[Your instructions] Give the data below again, word for word.

--- START OF Task data ---

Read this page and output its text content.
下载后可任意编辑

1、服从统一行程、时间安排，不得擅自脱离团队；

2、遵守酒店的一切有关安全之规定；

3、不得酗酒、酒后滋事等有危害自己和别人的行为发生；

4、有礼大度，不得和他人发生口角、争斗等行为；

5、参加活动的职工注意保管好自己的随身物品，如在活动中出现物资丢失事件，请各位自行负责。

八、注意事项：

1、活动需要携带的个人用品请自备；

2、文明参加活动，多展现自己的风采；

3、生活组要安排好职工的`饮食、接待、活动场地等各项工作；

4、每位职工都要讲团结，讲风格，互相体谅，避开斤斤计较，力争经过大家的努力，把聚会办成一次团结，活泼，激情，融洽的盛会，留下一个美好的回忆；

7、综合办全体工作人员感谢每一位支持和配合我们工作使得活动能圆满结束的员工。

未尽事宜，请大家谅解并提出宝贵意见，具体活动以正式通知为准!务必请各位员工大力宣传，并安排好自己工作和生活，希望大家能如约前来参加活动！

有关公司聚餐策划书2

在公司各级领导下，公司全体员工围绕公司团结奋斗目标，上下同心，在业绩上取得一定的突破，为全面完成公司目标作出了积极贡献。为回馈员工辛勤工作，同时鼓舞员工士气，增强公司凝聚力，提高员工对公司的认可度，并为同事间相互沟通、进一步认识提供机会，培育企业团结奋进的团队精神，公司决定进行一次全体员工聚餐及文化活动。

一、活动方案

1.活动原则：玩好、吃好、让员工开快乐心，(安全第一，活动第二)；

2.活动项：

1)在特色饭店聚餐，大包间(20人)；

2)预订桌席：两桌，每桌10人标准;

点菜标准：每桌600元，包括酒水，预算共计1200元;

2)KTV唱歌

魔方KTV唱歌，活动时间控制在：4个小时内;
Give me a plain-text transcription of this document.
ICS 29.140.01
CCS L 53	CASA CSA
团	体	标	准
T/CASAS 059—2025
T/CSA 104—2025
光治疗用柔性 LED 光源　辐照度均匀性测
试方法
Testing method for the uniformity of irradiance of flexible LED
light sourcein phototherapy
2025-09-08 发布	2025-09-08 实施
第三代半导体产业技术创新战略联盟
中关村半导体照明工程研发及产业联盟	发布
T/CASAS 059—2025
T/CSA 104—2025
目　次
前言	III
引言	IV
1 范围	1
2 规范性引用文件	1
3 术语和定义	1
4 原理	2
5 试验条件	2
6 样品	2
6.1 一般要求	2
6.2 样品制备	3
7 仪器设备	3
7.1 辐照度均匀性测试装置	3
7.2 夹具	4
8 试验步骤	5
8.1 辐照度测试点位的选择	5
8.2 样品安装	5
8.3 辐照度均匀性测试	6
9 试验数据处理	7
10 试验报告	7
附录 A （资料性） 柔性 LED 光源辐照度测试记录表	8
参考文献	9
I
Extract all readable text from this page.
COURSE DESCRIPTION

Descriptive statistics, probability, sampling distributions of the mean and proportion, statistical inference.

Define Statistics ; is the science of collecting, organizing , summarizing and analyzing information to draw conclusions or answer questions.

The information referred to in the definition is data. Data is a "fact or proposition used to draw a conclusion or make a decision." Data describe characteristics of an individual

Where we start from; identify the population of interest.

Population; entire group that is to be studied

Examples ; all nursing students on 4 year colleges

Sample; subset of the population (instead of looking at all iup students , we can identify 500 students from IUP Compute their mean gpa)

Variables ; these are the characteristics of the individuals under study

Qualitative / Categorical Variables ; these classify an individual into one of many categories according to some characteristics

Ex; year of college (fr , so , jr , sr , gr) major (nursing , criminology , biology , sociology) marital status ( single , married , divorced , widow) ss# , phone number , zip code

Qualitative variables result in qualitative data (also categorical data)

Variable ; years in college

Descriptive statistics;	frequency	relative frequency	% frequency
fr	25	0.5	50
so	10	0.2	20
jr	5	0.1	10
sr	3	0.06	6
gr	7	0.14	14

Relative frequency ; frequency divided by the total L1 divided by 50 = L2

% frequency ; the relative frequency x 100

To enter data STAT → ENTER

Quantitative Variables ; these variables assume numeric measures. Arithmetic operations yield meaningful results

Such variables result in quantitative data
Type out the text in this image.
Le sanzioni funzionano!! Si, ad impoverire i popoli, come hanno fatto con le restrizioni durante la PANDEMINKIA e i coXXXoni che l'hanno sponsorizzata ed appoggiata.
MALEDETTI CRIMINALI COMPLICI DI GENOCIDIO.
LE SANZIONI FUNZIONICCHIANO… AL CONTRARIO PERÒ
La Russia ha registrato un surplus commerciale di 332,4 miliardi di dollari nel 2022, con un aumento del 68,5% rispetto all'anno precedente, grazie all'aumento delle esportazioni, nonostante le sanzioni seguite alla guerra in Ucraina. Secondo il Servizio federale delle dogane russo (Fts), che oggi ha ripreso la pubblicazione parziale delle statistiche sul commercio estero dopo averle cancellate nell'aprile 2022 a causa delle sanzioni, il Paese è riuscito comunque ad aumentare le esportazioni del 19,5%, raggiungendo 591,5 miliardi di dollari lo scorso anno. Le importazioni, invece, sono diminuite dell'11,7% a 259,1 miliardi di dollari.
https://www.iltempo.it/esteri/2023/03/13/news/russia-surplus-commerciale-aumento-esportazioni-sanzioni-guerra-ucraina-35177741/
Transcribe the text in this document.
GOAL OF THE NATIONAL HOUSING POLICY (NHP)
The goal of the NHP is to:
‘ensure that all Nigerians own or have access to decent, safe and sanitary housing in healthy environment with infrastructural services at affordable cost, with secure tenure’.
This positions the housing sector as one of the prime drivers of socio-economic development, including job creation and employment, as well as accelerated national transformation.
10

--- END OF Task data ---

[Answer to this exercise]
Read this page and output its text content.
下载后可任意编辑

1、服从统一行程、时间安排，不得擅自脱离团队；

2、遵守酒店的一切有关安全之规定；

3、不得酗酒、酒后滋事等有危害自己和别人的行为发生；

4、有礼大度，不得和他人发生口角、争斗等行为；

5、参加活动的职工注意保管好自己的随身物品，如在活动中出现物资丢失事件，请各位自行负责。

八、注意事项：

1、活动需要携带的个人用品请自备；

2、文明参加活动，多展现自己的风采；

3、生活组要安排好职工的`饮食、接待、活动场地等各项工作；

4、每位职工都要讲团结，讲风格，互相体谅，避开斤斤计较，力争经过大家的努力，把聚会办成一次团结，活泼，激情，融洽的盛会，留下一个美好的回忆；

7、综合办全体工作人员感谢每一位支持和配合我们工作使得活动能圆满结束的员工。

未尽事宜，请大家谅解并提出宝贵意见，具体活动以正式通知为准!务必请各位员工大力宣传，并安排好自己工作和生活，希望大家能如约前来参加活动！

有关公司聚餐策划书2

在公司各级领导下，公司全体员工围绕公司团结奋斗目标，上下同心，在业绩上取得一定的突破，为全面完成公司目标作出了积极贡献。为回馈员工辛勤工作，同时鼓舞员工士气，增强公司凝聚力，提高员工对公司的认可度，并为同事间相互沟通、进一步认识提供机会，培育企业团结奋进的团队精神，公司决定进行一次全体员工聚餐及文化活动。

一、活动方案

1.活动原则：玩好、吃好、让员工开快乐心，(安全第一，活动第二)；

2.活动项：

1)在特色饭店聚餐，大包间(20人)；

2)预订桌席：两桌，每桌10人标准;

点菜标准：每桌600元，包括酒水，预算共计1200元;

2)KTV唱歌

魔方KTV唱歌，活动时间控制在：4个小时内;
Give me a plain-text transcription of this document.
ICS 29.140.01
CCS L 53	CASA CSA
团	体	标	准
T/CASAS 059—2025
T/CSA 104—2025
光治疗用柔性 LED 光源　辐照度均匀性测
试方法
Testing method for the uniformity of irradiance of flexible LED
light sourcein phototherapy
2025-09-08 发布	2025-09-08 实施
第三代半导体产业技术创新战略联盟
中关村半导体照明工程研发及产业联盟	发布
T/CASAS 059—2025
T/CSA 104—2025
目　次
前言	III
引言	IV
1 范围	1
2 规范性引用文件	1
3 术语和定义	1
4 原理	2
5 试验条件	2
6 样品	2
6.1 一般要求	2
6.2 样品制备	3
7 仪器设备	3
7.1 辐照度均匀性测试装置	3
7.2 夹具	4
8 试验步骤	5
8.1 辐照度测试点位的选择	5
8.2 样品安装	5
8.3 辐照度均匀性测试	6
9 试验数据处理	7
10 试验报告	7
附录 A （资料性） 柔性 LED 光源辐照度测试记录表	8
参考文献	9
I
Extract all readable text from this page.
COURSE DESCRIPTION

Descriptive statistics, probability, sampling distributions of the mean and proportion, statistical inference.

Define Statistics ; is the science of collecting, organizing , summarizing and analyzing information to draw conclusions or answer questions.

The information referred to in the definition is data. Data is a "fact or proposition used to draw a conclusion or make a decision." Data describe characteristics of an individual

Where we start from; identify the population of interest.

Population; entire group that is to be studied

Examples ; all nursing students on 4 year colleges

Sample; subset of the population (instead of looking at all iup students , we can identify 500 students from IUP Compute their mean gpa)

Variables ; these are the characteristics of the individuals under study

Qualitative / Categorical Variables ; these classify an individual into one of many categories according to some characteristics

Ex; year of college (fr , so , jr , sr , gr) major (nursing , criminology , biology , sociology) marital status ( single , married , divorced , widow) ss# , phone number , zip code

Qualitative variables result in qualitative data (also categorical data)

Variable ; years in college

Descriptive statistics;	frequency	relative frequency	% frequency
fr	25	0.5	50
so	10	0.2	20
jr	5	0.1	10
sr	3	0.06	6
gr	7	0.14	14

Relative frequency ; frequency divided by the total L1 divided by 50 = L2

% frequency ; the relative frequency x 100

To enter data STAT → ENTER

Quantitative Variables ; these variables assume numeric measures. Arithmetic operations yield meaningful results

Such variables result in quantitative data
Type out the text in this image.
Le sanzioni funzionano!! Si, ad impoverire i popoli, come hanno fatto con le restrizioni durante la PANDEMINKIA e i coXXXoni che l'hanno sponsorizzata ed appoggiata.
MALEDETTI CRIMINALI COMPLICI DI GENOCIDIO.
LE SANZIONI FUNZIONICCHIANO… AL CONTRARIO PERÒ
La Russia ha registrato un surplus commerciale di 332,4 miliardi di dollari nel 2022, con un aumento del 68,5% rispetto all'anno precedente, grazie all'aumento delle esportazioni, nonostante le sanzioni seguite alla guerra in Ucraina. Secondo il Servizio federale delle dogane russo (Fts), che oggi ha ripreso la pubblicazione parziale delle statistiche sul commercio estero dopo averle cancellate nell'aprile 2022 a causa delle sanzioni, il Paese è riuscito comunque ad aumentare le esportazioni del 19,5%, raggiungendo 591,5 miliardi di dollari lo scorso anno. Le importazioni, invece, sono diminuite dell'11,7% a 259,1 miliardi di dollari.
https://www.iltempo.it/esteri/2023/03/13/news/russia-surplus-commerciale-aumento-esportazioni-sanzioni-guerra-ucraina-35177741/
Transcribe the text in this document.
GOAL OF THE NATIONAL HOUSING POLICY (NHP)
The goal of the NHP is to:
‘ensure that all Nigerians own or have access to decent, safe and sanitary housing in healthy environment with infrastructural services at affordable cost, with secure tenure’.
This positions the housing sector as one of the prime drivers of socio-economic development, including job creation and employment, as well as accelerated national transformation.
10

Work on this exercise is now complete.